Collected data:
══════════════════════════════

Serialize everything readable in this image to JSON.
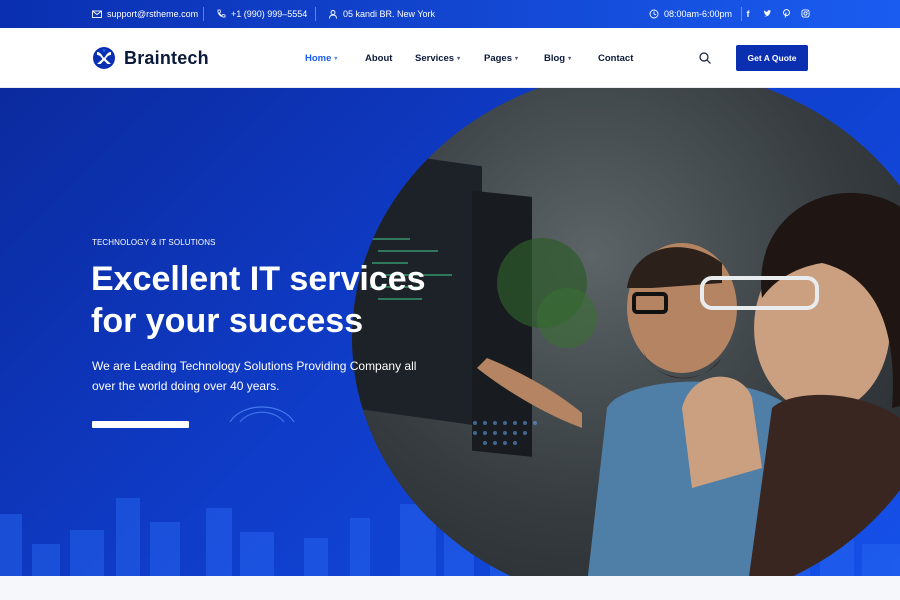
{
  "topbar": {
    "email": "support@rstheme.com",
    "phone": "+1 (990) 999–5554",
    "address": "05 kandi BR. New York",
    "hours": "08:00am-6:00pm",
    "social": [
      "f",
      "t",
      "p",
      "ig"
    ]
  },
  "brand": {
    "name": "Braintech"
  },
  "nav": {
    "items": [
      {
        "label": "Home",
        "has_caret": true
      },
      {
        "label": "About",
        "has_caret": false
      },
      {
        "label": "Services",
        "has_caret": true
      },
      {
        "label": "Pages",
        "has_caret": true
      },
      {
        "label": "Blog",
        "has_caret": true
      },
      {
        "label": "Contact",
        "has_caret": false
      }
    ],
    "active": "Home",
    "quote_button": "Get A Quote"
  },
  "hero": {
    "eyebrow": "TECHNOLOGY & IT SOLUTIONS",
    "title_line1": "Excellent IT services",
    "title_line2": "for your success",
    "description": "We are Leading Technology Solutions Providing Company all over the world doing over 40 years."
  },
  "colors": {
    "primary": "#0a2fb0",
    "accent": "#1a5cf0",
    "dark": "#0b1a3a"
  }
}
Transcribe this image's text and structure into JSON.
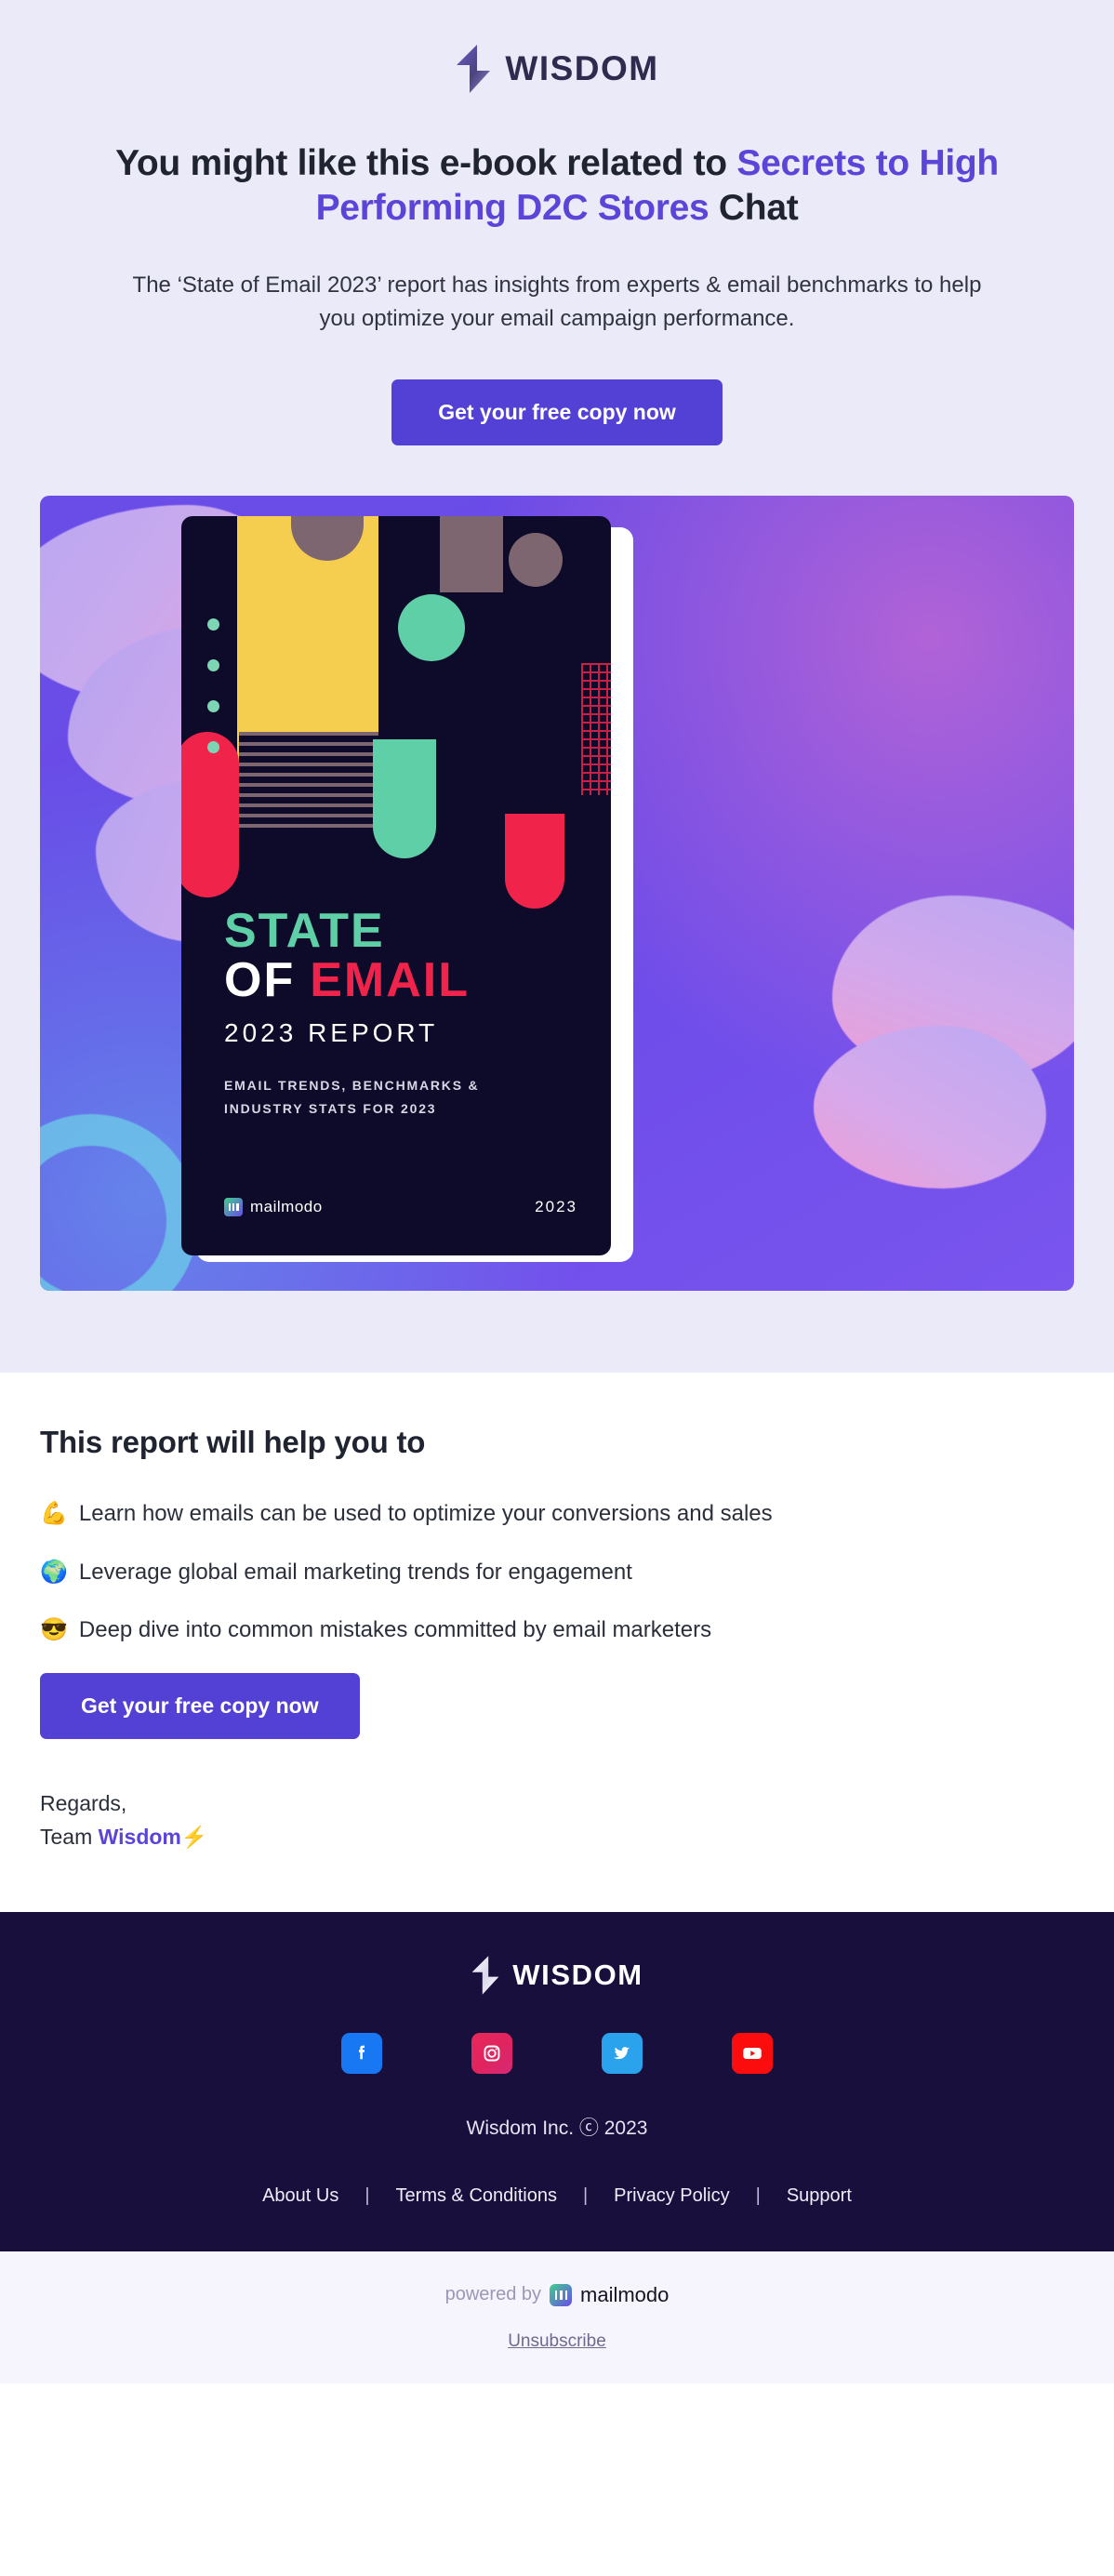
{
  "brand": {
    "name": "WISDOM",
    "logo_icon": "lightning-bolt-icon",
    "accent_color": "#5B45D8",
    "button_color": "#5341D6"
  },
  "hero": {
    "heading_prefix": "You might like this e-book related to ",
    "heading_accent": "Secrets to High Performing D2C Stores",
    "heading_suffix": " Chat",
    "subtext": "The ‘State of Email 2023’ report has insights from experts & email benchmarks to help you optimize your email campaign performance.",
    "cta_label": "Get your free copy now"
  },
  "book_cover": {
    "title_line1": "STATE",
    "title_of": "OF",
    "title_email": "EMAIL",
    "subtitle": "2023 REPORT",
    "blurb_line1": "EMAIL TRENDS, BENCHMARKS &",
    "blurb_line2": "INDUSTRY STATS FOR 2023",
    "publisher": "mailmodo",
    "year": "2023"
  },
  "body": {
    "title": "This report will help you to",
    "bullets": [
      {
        "emoji": "💪",
        "emoji_name": "flexed-biceps-icon",
        "text": "Learn how emails can be used to optimize your conversions and sales"
      },
      {
        "emoji": "🌍",
        "emoji_name": "globe-icon",
        "text": "Leverage global email marketing trends for engagement"
      },
      {
        "emoji": "😎",
        "emoji_name": "sunglasses-face-icon",
        "text": "Deep dive into common mistakes committed by email marketers"
      }
    ],
    "cta_label": "Get your free copy now",
    "regards_line": "Regards,",
    "team_prefix": "Team ",
    "team_name": "Wisdom",
    "team_emoji": "⚡"
  },
  "footer": {
    "brand_name": "WISDOM",
    "social": [
      {
        "name": "facebook-icon",
        "label": "Facebook",
        "color": "#1877F2"
      },
      {
        "name": "instagram-icon",
        "label": "Instagram",
        "color": "#D62976"
      },
      {
        "name": "twitter-icon",
        "label": "Twitter",
        "color": "#2BA3EC"
      },
      {
        "name": "youtube-icon",
        "label": "YouTube",
        "color": "#FB0D0D"
      }
    ],
    "copyright": "Wisdom Inc. ⓒ 2023",
    "links": [
      "About Us",
      "Terms & Conditions",
      "Privacy Policy",
      "Support"
    ],
    "separator": "|"
  },
  "powered": {
    "label": "powered by",
    "product": "mailmodo",
    "unsubscribe": "Unsubscribe"
  }
}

══════════════════════════════

### WHAT IS EXPECTED
Within the listing above, copy each line that has the string "optimize".

### CORRECT OUTPUT
    "subtext": "The ‘State of Email 2023’ report has insights from experts & email benchmarks to help you optimize your email campaign performance.",
        "text": "Learn how emails can be used to optimize your conversions and sales"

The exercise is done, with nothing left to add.